• **What you have to do**
In the records below, find the line that contains "Decode this image". Retype that line and all the lines after it through the end, leaving out the pictures.
==========
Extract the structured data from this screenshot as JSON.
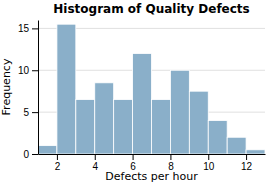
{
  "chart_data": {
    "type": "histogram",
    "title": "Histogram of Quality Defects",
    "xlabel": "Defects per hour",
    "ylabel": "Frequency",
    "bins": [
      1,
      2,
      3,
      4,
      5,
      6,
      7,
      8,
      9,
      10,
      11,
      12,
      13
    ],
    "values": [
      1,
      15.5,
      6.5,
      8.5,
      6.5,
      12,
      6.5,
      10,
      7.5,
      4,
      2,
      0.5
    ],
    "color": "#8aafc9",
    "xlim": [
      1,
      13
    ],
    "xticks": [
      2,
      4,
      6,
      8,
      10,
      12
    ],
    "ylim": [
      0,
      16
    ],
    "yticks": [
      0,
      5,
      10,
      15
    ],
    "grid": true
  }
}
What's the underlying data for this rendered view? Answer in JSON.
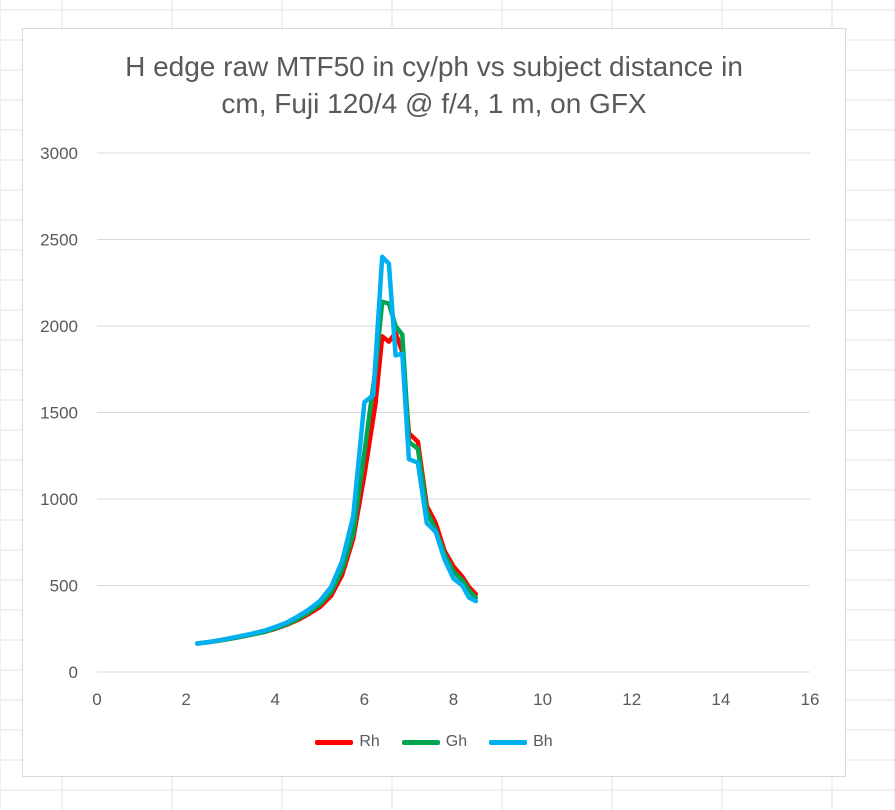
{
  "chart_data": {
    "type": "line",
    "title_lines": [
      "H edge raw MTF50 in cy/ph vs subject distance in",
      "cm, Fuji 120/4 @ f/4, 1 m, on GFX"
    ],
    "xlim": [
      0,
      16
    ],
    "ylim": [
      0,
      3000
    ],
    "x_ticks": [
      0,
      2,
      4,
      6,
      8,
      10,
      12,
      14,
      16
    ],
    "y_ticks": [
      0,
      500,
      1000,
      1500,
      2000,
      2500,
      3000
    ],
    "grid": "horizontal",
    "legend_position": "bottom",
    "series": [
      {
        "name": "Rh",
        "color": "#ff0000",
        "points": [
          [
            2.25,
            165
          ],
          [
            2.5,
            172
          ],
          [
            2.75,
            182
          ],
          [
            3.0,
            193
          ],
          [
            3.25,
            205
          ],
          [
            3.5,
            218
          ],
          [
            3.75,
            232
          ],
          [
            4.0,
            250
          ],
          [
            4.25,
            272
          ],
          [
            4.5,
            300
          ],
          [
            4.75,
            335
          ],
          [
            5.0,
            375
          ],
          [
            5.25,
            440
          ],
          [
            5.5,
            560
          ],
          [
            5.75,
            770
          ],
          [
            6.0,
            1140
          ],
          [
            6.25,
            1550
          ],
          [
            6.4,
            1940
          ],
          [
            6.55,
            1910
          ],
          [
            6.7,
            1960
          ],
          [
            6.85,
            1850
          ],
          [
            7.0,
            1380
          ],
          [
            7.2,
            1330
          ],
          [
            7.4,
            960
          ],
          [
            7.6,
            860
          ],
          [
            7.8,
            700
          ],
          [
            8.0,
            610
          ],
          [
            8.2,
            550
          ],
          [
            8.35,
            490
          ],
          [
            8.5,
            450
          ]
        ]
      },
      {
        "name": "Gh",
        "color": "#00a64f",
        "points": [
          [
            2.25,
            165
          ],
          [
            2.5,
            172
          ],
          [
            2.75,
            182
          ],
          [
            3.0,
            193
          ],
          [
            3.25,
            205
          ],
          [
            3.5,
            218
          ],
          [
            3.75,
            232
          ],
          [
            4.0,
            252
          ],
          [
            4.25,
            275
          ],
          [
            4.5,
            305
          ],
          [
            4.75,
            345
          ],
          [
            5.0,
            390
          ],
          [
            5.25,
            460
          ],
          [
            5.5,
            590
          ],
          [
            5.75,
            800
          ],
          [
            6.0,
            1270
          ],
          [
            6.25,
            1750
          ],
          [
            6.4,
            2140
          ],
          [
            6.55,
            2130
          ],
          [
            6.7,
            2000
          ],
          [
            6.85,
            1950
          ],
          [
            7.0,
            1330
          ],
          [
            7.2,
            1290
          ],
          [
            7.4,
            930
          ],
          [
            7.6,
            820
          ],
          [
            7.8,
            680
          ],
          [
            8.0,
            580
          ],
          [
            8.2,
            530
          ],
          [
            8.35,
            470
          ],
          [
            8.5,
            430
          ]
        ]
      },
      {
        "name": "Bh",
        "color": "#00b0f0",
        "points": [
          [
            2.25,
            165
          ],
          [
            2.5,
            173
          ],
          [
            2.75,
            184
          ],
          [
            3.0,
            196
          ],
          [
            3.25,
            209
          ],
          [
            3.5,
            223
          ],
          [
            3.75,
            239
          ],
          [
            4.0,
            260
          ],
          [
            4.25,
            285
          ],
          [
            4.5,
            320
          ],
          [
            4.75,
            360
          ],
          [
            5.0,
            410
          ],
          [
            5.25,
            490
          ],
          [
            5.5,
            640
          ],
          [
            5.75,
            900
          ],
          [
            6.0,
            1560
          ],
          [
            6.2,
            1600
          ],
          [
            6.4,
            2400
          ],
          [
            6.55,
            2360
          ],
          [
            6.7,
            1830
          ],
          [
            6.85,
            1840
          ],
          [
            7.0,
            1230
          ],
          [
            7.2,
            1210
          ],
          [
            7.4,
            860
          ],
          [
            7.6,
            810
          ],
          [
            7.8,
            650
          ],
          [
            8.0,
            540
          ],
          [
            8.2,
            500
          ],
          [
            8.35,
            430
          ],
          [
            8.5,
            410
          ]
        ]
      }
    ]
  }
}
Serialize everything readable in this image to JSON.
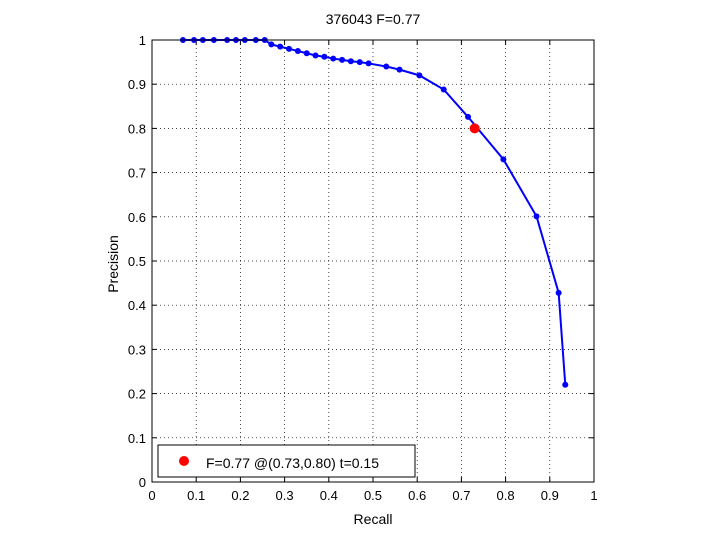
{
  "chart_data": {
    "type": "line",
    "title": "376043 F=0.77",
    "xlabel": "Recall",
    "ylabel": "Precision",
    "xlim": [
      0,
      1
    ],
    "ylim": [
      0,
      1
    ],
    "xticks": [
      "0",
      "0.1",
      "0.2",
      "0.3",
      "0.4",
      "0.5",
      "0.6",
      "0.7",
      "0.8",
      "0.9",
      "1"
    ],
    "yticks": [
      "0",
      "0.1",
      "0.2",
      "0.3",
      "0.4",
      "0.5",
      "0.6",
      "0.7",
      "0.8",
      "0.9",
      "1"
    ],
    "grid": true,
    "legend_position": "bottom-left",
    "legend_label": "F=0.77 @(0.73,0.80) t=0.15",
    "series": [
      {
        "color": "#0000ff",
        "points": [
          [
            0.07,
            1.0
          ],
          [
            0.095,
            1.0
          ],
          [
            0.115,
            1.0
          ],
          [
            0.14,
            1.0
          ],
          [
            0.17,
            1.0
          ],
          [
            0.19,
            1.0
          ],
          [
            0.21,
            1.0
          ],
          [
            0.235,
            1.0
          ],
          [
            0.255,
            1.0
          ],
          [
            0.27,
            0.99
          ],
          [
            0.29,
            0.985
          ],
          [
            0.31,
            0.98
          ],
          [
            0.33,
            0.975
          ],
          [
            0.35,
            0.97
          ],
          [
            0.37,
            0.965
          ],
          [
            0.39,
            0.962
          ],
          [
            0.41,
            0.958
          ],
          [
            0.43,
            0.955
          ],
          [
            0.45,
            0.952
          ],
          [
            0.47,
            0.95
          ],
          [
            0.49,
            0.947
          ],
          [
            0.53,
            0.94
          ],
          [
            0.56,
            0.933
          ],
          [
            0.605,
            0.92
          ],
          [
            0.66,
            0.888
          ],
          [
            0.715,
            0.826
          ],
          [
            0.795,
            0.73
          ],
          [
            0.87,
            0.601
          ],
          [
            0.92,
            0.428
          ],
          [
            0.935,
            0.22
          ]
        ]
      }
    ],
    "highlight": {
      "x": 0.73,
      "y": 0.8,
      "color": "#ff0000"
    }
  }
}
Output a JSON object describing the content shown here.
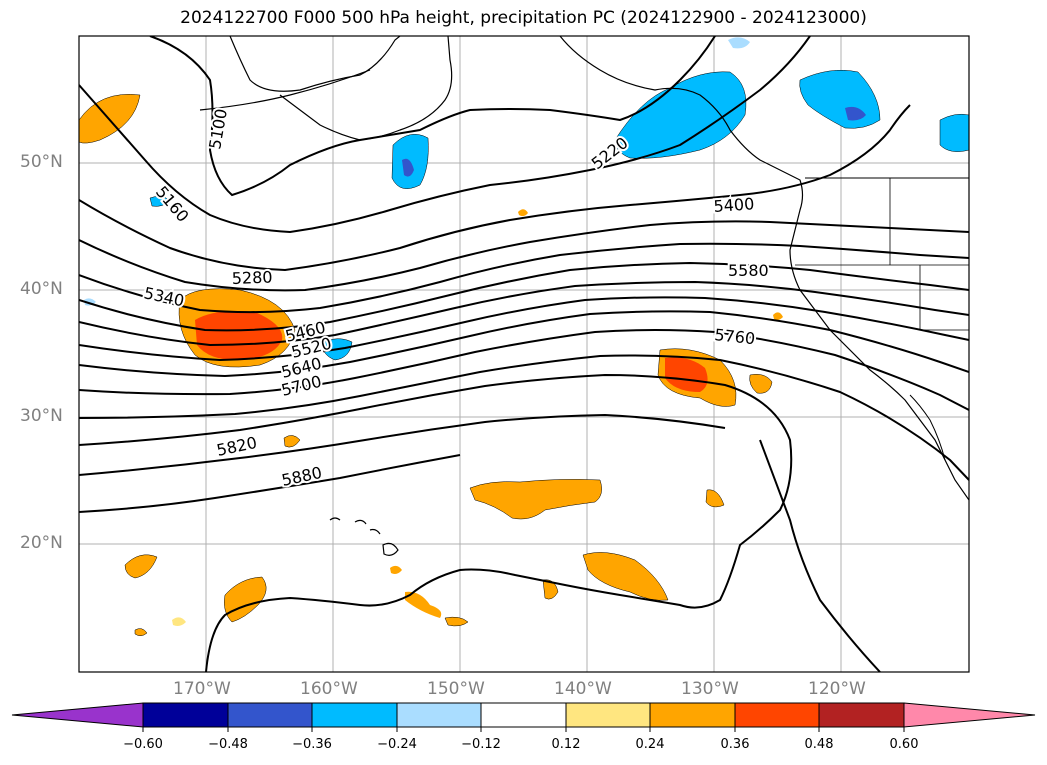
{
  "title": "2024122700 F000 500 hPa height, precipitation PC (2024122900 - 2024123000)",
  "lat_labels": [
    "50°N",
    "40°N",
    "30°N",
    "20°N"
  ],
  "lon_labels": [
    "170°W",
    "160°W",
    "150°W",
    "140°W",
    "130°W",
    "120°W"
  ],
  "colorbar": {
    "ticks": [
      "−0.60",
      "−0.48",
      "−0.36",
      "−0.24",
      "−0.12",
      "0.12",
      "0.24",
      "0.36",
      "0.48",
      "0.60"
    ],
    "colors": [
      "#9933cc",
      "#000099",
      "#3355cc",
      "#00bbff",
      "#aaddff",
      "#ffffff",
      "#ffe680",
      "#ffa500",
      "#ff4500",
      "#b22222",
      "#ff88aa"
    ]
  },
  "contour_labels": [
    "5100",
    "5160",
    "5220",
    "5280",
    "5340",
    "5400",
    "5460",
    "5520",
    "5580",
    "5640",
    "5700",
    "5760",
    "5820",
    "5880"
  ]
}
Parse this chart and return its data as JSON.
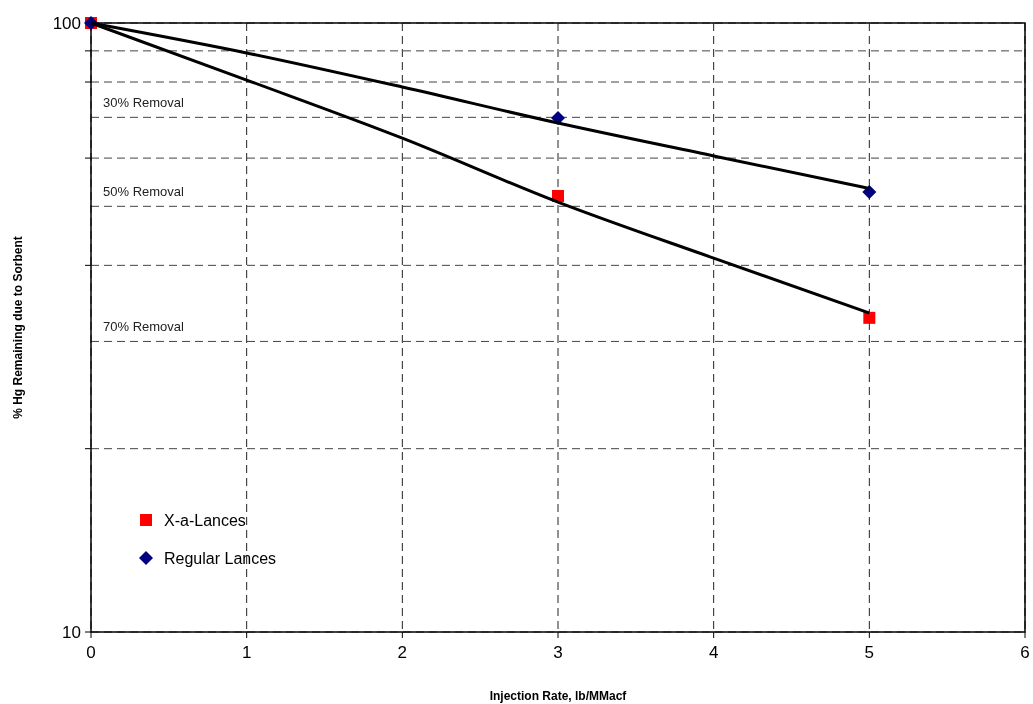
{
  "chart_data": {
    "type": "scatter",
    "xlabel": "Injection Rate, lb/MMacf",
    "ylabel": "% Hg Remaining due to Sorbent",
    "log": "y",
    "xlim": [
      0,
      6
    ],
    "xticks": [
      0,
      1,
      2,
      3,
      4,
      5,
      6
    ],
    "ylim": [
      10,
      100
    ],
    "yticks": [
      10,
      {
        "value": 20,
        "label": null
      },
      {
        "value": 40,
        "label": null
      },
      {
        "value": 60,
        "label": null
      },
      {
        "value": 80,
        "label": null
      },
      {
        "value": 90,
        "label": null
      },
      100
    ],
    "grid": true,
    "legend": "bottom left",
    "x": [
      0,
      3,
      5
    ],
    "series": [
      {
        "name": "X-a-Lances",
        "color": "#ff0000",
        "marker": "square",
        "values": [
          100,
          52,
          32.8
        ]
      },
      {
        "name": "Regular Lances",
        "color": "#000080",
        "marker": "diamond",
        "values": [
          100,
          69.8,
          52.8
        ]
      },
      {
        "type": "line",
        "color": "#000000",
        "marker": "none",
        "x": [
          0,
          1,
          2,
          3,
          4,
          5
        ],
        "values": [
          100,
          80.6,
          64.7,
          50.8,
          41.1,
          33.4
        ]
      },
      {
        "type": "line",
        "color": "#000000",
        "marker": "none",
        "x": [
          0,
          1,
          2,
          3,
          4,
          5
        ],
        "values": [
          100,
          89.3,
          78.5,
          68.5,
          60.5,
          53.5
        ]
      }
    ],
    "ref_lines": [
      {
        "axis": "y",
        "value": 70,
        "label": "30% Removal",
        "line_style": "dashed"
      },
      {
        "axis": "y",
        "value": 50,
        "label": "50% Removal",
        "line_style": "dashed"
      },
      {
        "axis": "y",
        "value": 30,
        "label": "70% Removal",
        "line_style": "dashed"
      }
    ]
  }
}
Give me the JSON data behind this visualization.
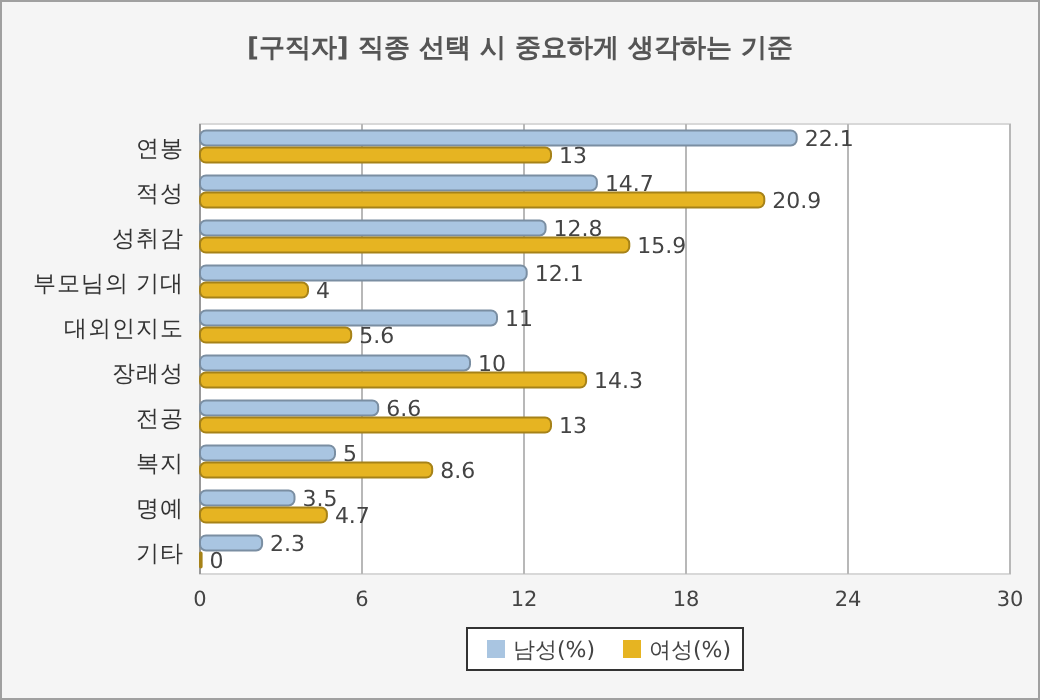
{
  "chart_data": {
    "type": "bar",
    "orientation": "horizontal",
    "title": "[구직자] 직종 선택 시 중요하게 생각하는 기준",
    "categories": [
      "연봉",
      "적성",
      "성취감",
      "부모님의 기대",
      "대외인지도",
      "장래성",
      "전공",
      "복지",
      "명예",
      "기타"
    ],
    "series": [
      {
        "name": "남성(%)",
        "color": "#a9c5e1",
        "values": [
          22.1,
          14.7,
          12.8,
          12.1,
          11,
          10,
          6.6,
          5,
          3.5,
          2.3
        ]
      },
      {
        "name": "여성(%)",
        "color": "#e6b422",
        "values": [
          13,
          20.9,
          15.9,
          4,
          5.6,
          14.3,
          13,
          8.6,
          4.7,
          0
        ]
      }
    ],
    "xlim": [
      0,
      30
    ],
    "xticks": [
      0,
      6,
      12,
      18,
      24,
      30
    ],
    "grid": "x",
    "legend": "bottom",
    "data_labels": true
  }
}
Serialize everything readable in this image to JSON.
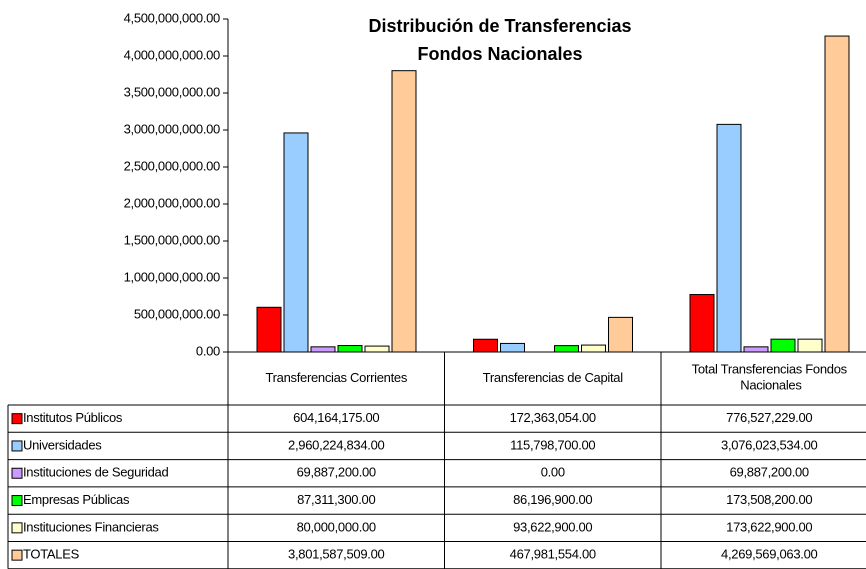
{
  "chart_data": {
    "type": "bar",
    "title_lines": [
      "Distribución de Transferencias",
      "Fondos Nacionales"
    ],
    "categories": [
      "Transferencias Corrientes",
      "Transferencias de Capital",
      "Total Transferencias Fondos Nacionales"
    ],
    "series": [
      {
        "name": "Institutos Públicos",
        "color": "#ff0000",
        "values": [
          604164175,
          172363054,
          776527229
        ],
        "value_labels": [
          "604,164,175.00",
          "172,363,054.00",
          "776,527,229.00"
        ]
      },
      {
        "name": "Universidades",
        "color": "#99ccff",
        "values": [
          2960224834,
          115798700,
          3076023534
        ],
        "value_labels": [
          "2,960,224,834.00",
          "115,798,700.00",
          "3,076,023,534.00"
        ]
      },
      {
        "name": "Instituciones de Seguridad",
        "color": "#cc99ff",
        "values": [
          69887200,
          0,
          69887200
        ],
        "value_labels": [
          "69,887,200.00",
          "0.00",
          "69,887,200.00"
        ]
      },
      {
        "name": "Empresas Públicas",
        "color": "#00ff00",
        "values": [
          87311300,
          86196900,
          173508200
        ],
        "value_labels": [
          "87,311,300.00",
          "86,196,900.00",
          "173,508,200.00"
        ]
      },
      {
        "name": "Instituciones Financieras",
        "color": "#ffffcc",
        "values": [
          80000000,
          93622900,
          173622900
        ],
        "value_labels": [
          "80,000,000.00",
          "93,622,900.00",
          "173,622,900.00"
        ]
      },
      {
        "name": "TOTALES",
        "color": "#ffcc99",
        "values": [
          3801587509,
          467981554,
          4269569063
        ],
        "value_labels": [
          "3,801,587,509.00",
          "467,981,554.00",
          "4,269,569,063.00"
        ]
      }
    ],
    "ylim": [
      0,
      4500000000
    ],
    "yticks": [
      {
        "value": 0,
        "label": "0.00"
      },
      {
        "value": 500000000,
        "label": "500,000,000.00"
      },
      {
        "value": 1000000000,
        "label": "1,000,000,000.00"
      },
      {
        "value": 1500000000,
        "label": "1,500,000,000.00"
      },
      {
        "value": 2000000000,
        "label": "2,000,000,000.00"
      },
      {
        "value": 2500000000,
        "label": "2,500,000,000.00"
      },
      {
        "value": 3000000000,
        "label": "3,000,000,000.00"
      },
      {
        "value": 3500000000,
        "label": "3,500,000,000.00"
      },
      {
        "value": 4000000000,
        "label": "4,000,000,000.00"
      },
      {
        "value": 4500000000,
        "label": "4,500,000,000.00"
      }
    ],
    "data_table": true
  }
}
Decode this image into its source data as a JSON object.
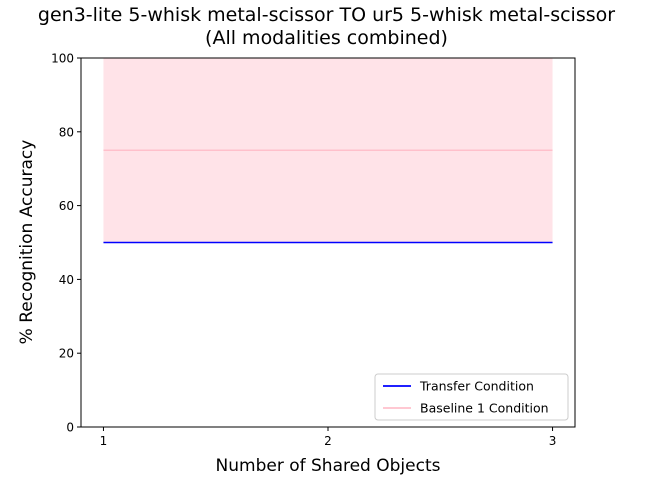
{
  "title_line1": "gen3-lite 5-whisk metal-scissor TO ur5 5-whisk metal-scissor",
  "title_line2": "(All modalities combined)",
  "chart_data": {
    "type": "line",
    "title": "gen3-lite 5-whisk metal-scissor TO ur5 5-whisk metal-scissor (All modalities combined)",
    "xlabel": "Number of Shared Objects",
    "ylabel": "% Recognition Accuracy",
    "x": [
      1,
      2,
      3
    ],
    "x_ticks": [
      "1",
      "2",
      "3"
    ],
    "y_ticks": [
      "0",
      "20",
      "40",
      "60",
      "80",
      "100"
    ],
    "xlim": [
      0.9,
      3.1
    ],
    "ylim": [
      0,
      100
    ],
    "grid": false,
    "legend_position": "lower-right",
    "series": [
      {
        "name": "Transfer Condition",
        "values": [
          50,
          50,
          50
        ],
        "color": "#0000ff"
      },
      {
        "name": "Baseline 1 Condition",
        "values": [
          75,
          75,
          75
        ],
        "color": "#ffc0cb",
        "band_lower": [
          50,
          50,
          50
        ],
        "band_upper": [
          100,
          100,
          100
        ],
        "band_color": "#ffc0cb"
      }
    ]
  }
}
==========
• **Task response**
Decode this image into its source data as a JSON object.
{
  "title_line1": "gen3-lite 5-whisk metal-scissor TO ur5 5-whisk metal-scissor",
  "title_line2": "(All modalities combined)",
  "chart_data": {
    "type": "line",
    "title": "gen3-lite 5-whisk metal-scissor TO ur5 5-whisk metal-scissor (All modalities combined)",
    "xlabel": "Number of Shared Objects",
    "ylabel": "% Recognition Accuracy",
    "x": [
      1,
      2,
      3
    ],
    "x_ticks": [
      "1",
      "2",
      "3"
    ],
    "y_ticks": [
      "0",
      "20",
      "40",
      "60",
      "80",
      "100"
    ],
    "xlim": [
      0.9,
      3.1
    ],
    "ylim": [
      0,
      100
    ],
    "grid": false,
    "legend_position": "lower-right",
    "series": [
      {
        "name": "Transfer Condition",
        "values": [
          50,
          50,
          50
        ],
        "color": "#0000ff"
      },
      {
        "name": "Baseline 1 Condition",
        "values": [
          75,
          75,
          75
        ],
        "color": "#ffc0cb",
        "band_lower": [
          50,
          50,
          50
        ],
        "band_upper": [
          100,
          100,
          100
        ],
        "band_color": "#ffc0cb"
      }
    ]
  }
}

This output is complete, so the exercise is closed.